▸ **SOURCE EXCERPT**
— begin —

Addressing the recent ZANU-PF annual congress, party leader and Zimbabwe president, Robert Mugabe likened the (mis)fortunes of his party to those of a wounded beast. “We are now like a wounded beast,” Mugabe said, adding emphatically, “You know how a wounded beast fights. Let’s fight back and restore our own pride.”

Mugabe’s unhappiness with the current government of national unity, the brainchild of former South African president, Thabo Mbeki, is well documented. He has continuously insisted that his party gets out of the marriage of inconvenience it got itself into with the two factions of the Movement for Democratic Change (MDC).

ZANU-PF has never been shy about bringing animal imagery into politics. The most famous image, perhaps, is the once-upon-a-time statement made by a certain senior leader of the party who declared that if they were to put a baboon on the ballot paper, Zimbabweans would still vote for that baboon because, well, it was a ZANU-PF baboon.

The wounded-beast image, coming as it did during the congress, is quite revealing – the party is simply not prepared to lose the next election. The question, then, is this: what is ZANU-PF prepared to do in order to win the next election? Given Zimbabwe’s recent electoral history, its harrowing facts on intimidation, torture, murder and a litany of fraud allegations, it is almost impossible to see how this cocktail of deadly elements can be avoided.

Civic groupings in Zimbabwe have repeatedly stated that the country is not ready for an election, not when key preconditions such as key electoral, security and media reforms have not been instituted. That there is gross uncertainty over a proposed new constitution doesn’t help matters either. Still, SADC, through the appointed facilitator, South African president, Jacob Zuma, is yet to speak authoritatively and with deep conviction about the kind of election the regional body wants to see in the erstwhile breadbasket of Africa.

Hence, outside any framework that is likely to deter wounded and raging political beasts from inflicting pain on the people alleged to have caused the wounds, should Mugabe’s sincerity in denouncing political violence be questioned? Or this is the return of sanity in the zany party?

In the same speech to the congress, the octogenarian had this to say: “We [ZANU-PF] do not have to take up spears in order to win,” adding also, “No violence. Let’s have a peaceful election. Let our policies be the spear. We are now mature people and proud of our enlightenment and education.”

Spearheading policy has been one of ZANU-PF’s strategies to win over Zimbabweans who have lost faith in the party. As I have written elsewhere, ZANU-PF was a party that was done and dusted after the 2008 poll but the unity government and the latter fortunes in the discovery of diamonds in Eastern Zimbabwe gave it a surprising comeback.

Of course, ZANU-PF policies are both morally and intellectually conflicting for most Zimbabweans. For instance, how does a youthful and predominantly black majority speak in favour of the discourse on economic empowerment, popularly known as Indigenisation in Zimbabwe, without appearing to condone the national destruction that has accompanied the party’s efforts at holding on to power?

— end —

▸ **REQUIREMENT A**
In one to three sentences, explain how the article on ZANU-PF's congress accounts for the party's comeback after the 2008 poll.
▸ **REQUIREMENT B**
Resume the article on ZANU-PF's congress, picking up after its final sentence.
The stored dataset items are separate material with no connection to the article.

▸ **Stored dataset items**
— begin —

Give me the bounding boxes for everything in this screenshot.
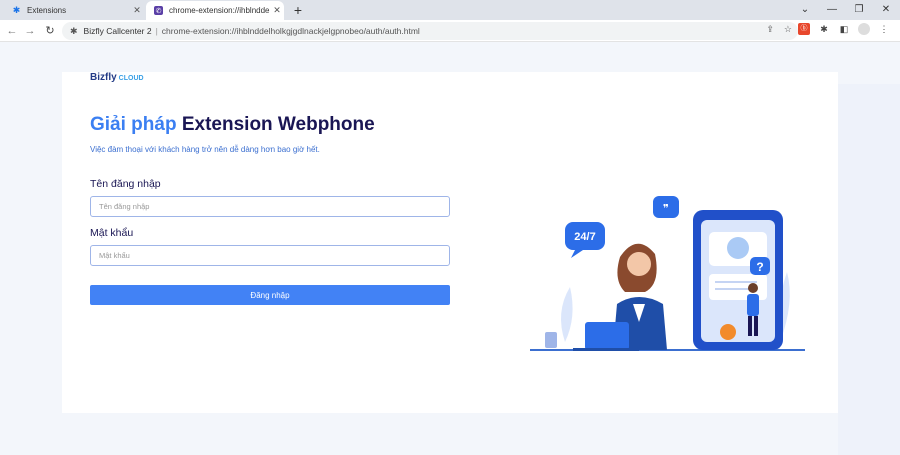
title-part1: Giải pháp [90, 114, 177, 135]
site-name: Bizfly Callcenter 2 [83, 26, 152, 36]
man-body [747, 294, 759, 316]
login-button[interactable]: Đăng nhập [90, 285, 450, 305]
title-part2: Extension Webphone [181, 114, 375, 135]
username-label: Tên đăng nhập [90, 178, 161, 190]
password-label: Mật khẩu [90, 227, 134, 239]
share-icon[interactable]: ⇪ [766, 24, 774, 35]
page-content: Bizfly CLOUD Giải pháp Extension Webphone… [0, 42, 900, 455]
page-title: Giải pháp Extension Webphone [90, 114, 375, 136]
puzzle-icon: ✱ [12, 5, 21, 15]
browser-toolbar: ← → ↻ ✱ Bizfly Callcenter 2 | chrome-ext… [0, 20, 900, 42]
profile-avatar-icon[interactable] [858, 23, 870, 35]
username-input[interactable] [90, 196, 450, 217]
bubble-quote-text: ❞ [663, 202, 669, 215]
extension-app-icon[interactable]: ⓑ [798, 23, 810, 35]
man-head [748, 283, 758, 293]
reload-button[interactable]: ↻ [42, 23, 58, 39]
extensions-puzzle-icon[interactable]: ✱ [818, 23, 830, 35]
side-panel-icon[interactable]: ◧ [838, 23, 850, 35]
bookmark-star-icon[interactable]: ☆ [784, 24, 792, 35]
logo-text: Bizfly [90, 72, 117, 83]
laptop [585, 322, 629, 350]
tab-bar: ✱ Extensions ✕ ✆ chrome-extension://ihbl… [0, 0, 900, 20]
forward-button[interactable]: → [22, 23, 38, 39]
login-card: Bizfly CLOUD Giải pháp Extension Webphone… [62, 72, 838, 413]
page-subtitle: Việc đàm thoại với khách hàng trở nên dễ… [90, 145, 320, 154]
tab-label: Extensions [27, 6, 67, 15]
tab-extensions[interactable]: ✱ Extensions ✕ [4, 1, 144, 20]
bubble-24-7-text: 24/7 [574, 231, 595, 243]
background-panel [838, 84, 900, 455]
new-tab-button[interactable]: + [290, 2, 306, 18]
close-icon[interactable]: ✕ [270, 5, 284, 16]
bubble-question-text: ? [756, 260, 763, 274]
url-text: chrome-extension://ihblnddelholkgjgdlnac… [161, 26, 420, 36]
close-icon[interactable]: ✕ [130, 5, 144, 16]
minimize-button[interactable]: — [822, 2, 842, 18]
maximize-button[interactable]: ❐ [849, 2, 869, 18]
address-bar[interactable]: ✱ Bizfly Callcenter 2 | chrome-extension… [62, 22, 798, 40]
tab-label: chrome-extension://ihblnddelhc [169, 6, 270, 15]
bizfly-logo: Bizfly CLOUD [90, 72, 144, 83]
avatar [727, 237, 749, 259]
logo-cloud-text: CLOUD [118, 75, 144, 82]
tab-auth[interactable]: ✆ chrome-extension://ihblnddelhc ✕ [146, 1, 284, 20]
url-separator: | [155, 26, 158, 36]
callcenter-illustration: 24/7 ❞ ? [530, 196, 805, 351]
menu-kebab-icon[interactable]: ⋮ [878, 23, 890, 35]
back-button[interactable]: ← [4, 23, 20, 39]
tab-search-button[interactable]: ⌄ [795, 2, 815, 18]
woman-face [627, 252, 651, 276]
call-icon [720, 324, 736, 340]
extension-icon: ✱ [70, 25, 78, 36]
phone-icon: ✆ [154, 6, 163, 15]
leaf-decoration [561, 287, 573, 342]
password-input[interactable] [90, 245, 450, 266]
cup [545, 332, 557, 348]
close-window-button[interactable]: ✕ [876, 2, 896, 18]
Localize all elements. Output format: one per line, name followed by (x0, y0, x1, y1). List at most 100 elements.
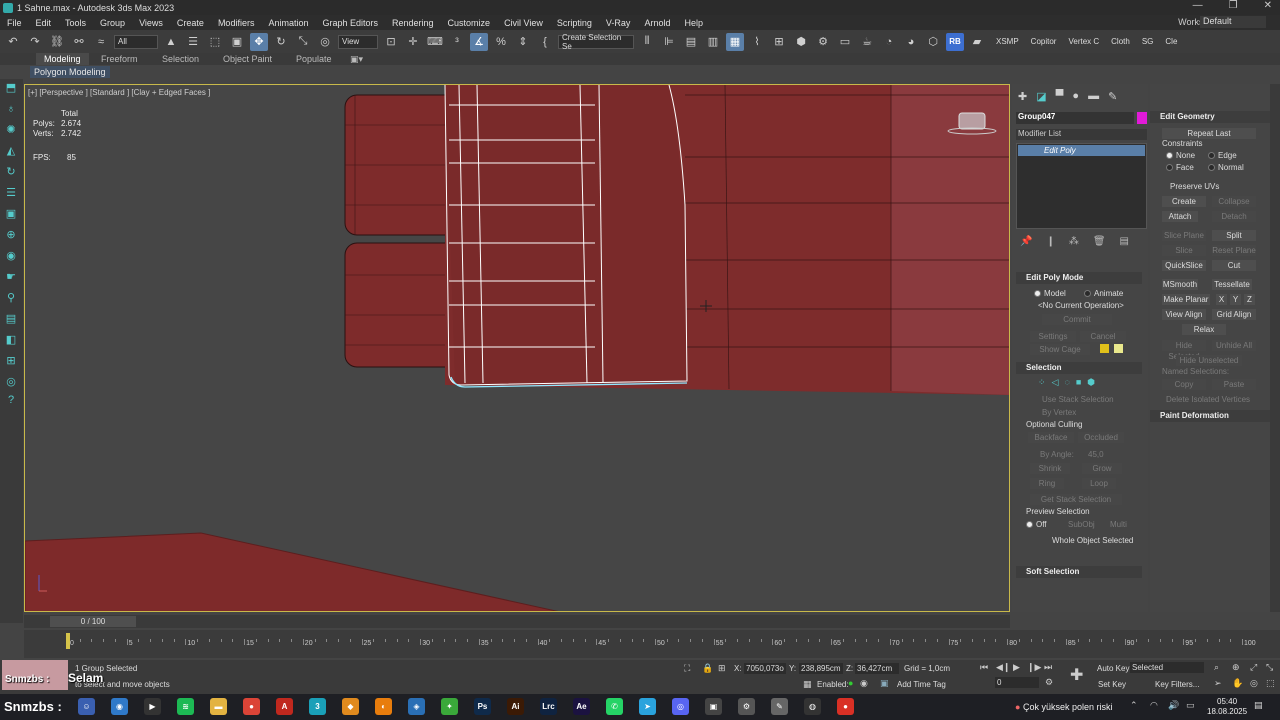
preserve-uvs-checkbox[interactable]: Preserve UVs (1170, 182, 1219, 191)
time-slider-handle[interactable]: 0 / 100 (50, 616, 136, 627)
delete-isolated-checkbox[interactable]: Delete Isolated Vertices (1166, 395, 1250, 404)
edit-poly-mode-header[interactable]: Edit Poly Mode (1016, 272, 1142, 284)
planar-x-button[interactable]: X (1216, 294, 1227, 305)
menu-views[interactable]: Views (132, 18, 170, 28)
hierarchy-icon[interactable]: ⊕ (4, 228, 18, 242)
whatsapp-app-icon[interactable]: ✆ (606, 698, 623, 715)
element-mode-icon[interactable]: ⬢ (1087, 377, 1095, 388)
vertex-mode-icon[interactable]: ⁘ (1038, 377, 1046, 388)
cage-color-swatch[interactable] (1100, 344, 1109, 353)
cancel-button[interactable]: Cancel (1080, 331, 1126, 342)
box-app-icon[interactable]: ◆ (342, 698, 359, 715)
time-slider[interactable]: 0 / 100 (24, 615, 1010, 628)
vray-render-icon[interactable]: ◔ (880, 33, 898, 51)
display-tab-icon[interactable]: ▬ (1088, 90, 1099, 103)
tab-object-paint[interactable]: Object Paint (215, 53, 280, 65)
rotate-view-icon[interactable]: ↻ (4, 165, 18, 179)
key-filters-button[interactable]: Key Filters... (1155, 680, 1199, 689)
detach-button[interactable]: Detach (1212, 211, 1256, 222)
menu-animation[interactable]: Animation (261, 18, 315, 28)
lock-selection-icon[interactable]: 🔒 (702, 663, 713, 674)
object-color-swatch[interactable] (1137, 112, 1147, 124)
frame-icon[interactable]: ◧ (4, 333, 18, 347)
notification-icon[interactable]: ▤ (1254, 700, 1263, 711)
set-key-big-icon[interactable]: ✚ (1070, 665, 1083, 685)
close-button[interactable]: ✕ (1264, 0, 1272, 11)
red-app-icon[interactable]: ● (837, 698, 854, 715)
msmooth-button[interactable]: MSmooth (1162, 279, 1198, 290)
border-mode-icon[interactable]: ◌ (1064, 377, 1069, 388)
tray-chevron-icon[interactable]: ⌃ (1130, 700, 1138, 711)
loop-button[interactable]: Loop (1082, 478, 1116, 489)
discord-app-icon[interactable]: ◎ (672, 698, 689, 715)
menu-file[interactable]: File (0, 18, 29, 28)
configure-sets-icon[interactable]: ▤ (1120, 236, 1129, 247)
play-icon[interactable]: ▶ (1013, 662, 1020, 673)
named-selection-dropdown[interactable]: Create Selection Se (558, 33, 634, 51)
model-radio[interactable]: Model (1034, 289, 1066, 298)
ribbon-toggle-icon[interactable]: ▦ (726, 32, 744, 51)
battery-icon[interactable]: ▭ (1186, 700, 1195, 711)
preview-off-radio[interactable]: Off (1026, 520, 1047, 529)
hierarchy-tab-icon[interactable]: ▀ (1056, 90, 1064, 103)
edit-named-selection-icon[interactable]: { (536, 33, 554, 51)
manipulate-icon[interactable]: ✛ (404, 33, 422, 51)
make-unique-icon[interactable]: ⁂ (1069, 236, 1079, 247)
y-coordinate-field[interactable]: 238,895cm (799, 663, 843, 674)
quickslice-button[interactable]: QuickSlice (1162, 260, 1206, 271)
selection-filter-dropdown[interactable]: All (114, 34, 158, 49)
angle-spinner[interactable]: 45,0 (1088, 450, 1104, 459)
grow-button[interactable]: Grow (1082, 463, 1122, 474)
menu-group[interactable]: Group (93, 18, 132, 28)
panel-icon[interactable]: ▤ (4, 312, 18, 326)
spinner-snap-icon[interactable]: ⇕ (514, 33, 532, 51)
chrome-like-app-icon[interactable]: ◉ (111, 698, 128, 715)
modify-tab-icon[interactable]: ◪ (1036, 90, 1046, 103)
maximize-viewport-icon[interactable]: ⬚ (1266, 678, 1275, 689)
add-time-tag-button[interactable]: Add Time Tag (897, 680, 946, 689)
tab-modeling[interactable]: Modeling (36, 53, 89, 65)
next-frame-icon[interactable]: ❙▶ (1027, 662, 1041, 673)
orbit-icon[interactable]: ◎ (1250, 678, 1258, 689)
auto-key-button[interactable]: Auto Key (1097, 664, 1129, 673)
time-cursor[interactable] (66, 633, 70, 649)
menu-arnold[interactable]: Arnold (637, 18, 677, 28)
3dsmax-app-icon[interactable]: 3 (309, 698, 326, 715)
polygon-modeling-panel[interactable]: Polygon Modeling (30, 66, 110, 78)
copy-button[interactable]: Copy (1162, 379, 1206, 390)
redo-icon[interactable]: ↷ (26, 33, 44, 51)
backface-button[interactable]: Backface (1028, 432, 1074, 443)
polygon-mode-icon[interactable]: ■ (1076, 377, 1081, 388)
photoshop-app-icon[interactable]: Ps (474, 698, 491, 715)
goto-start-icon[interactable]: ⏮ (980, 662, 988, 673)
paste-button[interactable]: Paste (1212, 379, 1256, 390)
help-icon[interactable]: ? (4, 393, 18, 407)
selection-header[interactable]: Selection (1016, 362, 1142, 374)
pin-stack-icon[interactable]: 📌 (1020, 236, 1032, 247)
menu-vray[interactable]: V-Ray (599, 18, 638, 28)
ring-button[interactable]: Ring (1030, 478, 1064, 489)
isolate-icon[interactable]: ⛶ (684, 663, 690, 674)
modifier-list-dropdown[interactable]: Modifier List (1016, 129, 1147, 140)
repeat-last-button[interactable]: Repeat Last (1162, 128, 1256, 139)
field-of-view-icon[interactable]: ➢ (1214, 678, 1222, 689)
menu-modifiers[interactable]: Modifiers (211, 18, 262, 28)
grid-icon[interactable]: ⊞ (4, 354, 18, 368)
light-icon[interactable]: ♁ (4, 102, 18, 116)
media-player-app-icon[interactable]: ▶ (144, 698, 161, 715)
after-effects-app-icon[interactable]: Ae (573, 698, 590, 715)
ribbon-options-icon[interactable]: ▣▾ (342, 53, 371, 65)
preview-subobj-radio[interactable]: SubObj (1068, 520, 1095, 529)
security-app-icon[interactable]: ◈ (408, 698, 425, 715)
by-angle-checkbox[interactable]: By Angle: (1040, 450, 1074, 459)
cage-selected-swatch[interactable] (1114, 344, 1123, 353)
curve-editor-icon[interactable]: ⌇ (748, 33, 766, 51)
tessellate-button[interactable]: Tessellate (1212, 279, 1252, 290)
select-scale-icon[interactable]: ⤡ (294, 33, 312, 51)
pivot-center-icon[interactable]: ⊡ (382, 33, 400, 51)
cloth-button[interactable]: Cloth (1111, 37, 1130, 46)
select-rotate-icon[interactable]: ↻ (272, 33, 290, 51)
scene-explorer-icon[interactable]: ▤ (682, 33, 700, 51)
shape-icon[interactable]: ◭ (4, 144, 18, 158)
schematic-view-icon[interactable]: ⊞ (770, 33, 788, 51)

— end —
— begin —

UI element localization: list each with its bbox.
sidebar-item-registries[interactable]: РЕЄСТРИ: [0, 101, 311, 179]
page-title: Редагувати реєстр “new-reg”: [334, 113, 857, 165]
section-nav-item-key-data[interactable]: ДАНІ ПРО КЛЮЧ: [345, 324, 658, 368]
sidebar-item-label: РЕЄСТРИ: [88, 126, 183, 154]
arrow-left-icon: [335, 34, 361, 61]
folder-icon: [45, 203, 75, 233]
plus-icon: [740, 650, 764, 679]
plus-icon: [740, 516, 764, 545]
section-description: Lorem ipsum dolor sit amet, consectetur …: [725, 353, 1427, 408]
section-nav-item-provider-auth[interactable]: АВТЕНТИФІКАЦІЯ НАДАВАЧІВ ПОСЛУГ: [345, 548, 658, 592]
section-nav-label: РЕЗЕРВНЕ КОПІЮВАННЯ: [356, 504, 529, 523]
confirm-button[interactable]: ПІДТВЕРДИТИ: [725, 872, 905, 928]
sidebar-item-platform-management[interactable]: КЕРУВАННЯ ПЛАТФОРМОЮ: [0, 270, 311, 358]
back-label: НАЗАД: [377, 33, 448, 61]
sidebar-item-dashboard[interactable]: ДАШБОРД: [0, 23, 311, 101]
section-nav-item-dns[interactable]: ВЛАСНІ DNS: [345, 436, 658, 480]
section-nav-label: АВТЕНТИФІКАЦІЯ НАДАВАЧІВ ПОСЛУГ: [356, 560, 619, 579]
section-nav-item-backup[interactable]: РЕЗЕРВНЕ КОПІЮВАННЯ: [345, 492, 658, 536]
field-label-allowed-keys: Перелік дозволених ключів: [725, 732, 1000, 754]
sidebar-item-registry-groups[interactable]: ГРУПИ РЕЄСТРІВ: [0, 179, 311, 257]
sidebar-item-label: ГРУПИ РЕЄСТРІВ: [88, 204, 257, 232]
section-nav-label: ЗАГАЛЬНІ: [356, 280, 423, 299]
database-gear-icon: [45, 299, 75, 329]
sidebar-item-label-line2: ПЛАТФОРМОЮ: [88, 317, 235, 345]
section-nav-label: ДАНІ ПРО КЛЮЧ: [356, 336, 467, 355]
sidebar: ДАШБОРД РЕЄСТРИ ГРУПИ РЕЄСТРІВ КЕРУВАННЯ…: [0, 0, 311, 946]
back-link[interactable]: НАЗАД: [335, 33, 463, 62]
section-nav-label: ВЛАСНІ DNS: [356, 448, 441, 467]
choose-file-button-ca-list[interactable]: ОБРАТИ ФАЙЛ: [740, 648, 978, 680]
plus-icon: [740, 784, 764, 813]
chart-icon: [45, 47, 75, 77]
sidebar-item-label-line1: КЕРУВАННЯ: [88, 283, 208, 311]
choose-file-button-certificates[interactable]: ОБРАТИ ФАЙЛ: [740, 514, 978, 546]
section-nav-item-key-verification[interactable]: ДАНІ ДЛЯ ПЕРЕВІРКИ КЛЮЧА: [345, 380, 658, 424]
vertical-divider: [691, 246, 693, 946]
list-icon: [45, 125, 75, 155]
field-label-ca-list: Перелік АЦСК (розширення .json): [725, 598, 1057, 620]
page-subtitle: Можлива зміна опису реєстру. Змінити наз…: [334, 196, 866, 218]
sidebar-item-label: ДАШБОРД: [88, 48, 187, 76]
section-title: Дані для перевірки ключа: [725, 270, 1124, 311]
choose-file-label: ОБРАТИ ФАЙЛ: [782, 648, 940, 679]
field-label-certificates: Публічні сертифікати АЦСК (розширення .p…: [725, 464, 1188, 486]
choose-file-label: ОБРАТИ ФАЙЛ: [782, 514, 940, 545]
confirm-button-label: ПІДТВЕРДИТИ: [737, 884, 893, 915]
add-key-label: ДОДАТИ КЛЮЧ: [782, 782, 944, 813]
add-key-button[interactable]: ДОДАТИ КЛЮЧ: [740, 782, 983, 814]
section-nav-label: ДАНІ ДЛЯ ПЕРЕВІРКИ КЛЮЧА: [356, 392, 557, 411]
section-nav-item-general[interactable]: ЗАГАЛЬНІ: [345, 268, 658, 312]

— end —

▸ **TASK OUTPUT A**
The article says that ZANU-PF was done and dusted after the 2008 poll. Two things then gave it a surprising comeback: the unity government and the party's later good fortune in the discovery of diamonds in Eastern Zimbabwe.

▸ **TASK OUTPUT B**
Yes, there are apparent flaws in the whole beneficiation structure but if there is anything to seriously consider in this, it is that the historical necessity of black economic empowerment cannot be delayed any further. And Zimbabweans know that all too well, albeit disagreeing on the methodology of empowerment.

Interestingly, the larger MDC faction of Morgan Tsvangirai has come up with what its calling an alternative economic plan – Jobs, Upliftment, Investment, Capital, Ecology (JUICE) – but this has either received a lukewarm reception or has not been sold to the wider public effectively. But it too, has not been short of animal imagery.

This is how MDC Secretary-General and Zimbabwe Finance Minister, Tendai Biti, described the JUICE and its intentions: “ZANU-PF starts from the point of view that we should distribute the small economy, which is a rat, to over 14 million people, while the MDC wants to expand the economy…so that the rat my become an elephant and have more economic players than when you have a small population participation.”

It may take a lifetime, transforming a rat into an elephant but, supposing – as many people do – that the MDC is the party that has wounded and cornered the ZANU-PF beast, will untested blueprints such as these appear juicy enough for Zimbabweans to want to taste them and therefore guarantee an MDC electoral victory that will, in turn, translate into a democratic transfer of power?

Beyond the usual politicking and use of animal imagery to, perhaps, mystify political strategies, one would have hoped that there would be some kind of critical public discourse engagement and analysis that gives the talk of Zimbabwe’s future – the long-awaited rebirth – a more honest and objective focus.

Quite clearly, the systematic subversion of the country’s public discourse has meant that polarisation and paralysis in thinking and acting continues to overshadow important discussion and debate. It’s a dangerous trend that needs to be reversed, although this may not seem to be the most pressing thing for Zimbabweans to do at the moment.

Yet, how is the nation supposed to deal with a self-proclaimed and profoundly wounded beast that is not prepared to lick its wounds but rather fight back in the name of defending sovereignty and restoring national pride? Indeed, how is the MDC, long considered to be the government-in-waiting, going to react to a ZANU-PF poll victory under conditions approved by SADC should that happen?

At the risk of sounding pessimistic, it’s not impossible to think that the era of unity governments is not going to be over soon in Zimbabwe. We might just see a renewal of the current arrangement come the next election. Sigh.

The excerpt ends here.